◆ AIM OF THE EXERCISE
Find each line containing the string "table" and return it.

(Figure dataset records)
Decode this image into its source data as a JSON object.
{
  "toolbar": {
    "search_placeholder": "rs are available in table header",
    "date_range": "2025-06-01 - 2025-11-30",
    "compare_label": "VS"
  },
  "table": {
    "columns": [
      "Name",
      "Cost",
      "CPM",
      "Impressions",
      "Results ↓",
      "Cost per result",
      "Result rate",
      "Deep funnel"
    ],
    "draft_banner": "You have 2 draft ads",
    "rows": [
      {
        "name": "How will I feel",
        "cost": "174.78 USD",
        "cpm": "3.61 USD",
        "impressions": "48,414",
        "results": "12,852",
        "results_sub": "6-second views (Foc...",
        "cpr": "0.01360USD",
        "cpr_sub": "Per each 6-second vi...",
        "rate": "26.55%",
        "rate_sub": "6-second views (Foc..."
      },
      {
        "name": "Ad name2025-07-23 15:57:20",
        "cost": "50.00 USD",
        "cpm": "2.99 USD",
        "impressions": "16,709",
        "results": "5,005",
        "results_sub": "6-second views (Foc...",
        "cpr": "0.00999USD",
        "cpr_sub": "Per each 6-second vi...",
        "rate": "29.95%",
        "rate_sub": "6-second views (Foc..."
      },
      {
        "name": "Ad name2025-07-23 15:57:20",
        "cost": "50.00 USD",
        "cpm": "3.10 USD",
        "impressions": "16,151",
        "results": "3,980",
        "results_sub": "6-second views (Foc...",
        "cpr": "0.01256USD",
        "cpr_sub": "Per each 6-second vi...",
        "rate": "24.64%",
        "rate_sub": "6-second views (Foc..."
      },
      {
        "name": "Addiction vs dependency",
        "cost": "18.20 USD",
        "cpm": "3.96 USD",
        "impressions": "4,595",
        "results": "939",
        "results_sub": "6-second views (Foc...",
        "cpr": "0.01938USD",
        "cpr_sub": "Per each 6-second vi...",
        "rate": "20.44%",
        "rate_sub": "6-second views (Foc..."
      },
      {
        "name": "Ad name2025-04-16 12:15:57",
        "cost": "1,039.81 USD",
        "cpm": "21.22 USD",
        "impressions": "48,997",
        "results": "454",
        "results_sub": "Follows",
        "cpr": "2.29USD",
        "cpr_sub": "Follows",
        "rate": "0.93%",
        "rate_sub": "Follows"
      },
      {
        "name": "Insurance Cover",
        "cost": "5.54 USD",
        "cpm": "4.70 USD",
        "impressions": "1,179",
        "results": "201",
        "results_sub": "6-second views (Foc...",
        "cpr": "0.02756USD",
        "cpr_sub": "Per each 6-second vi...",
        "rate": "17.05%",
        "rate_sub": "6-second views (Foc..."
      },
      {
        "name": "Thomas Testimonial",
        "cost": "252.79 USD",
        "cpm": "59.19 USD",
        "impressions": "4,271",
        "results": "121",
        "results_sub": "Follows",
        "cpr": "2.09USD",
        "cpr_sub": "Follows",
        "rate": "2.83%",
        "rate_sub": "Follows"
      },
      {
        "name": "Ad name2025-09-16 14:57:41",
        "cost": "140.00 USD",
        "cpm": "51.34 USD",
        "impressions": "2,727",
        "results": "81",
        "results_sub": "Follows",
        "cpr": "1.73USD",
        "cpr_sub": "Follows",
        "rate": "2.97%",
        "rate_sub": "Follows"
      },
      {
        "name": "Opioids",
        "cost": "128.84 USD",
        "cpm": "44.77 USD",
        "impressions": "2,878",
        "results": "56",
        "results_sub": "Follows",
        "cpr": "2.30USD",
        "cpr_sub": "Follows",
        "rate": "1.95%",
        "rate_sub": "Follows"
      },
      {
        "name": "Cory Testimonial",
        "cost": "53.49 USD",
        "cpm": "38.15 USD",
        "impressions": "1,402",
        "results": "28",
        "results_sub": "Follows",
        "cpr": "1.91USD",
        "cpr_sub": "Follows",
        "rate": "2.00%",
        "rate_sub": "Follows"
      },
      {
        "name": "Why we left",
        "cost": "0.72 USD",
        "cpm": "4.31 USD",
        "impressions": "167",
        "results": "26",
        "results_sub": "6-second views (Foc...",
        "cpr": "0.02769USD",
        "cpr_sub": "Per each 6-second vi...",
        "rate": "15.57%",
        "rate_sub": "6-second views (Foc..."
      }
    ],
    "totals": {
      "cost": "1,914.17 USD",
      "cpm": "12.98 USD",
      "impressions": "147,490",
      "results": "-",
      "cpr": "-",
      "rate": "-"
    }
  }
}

◆ SOLUTION TO THIS PROBLEM
    "search_placeholder": "rs are available in table header",
  "table": {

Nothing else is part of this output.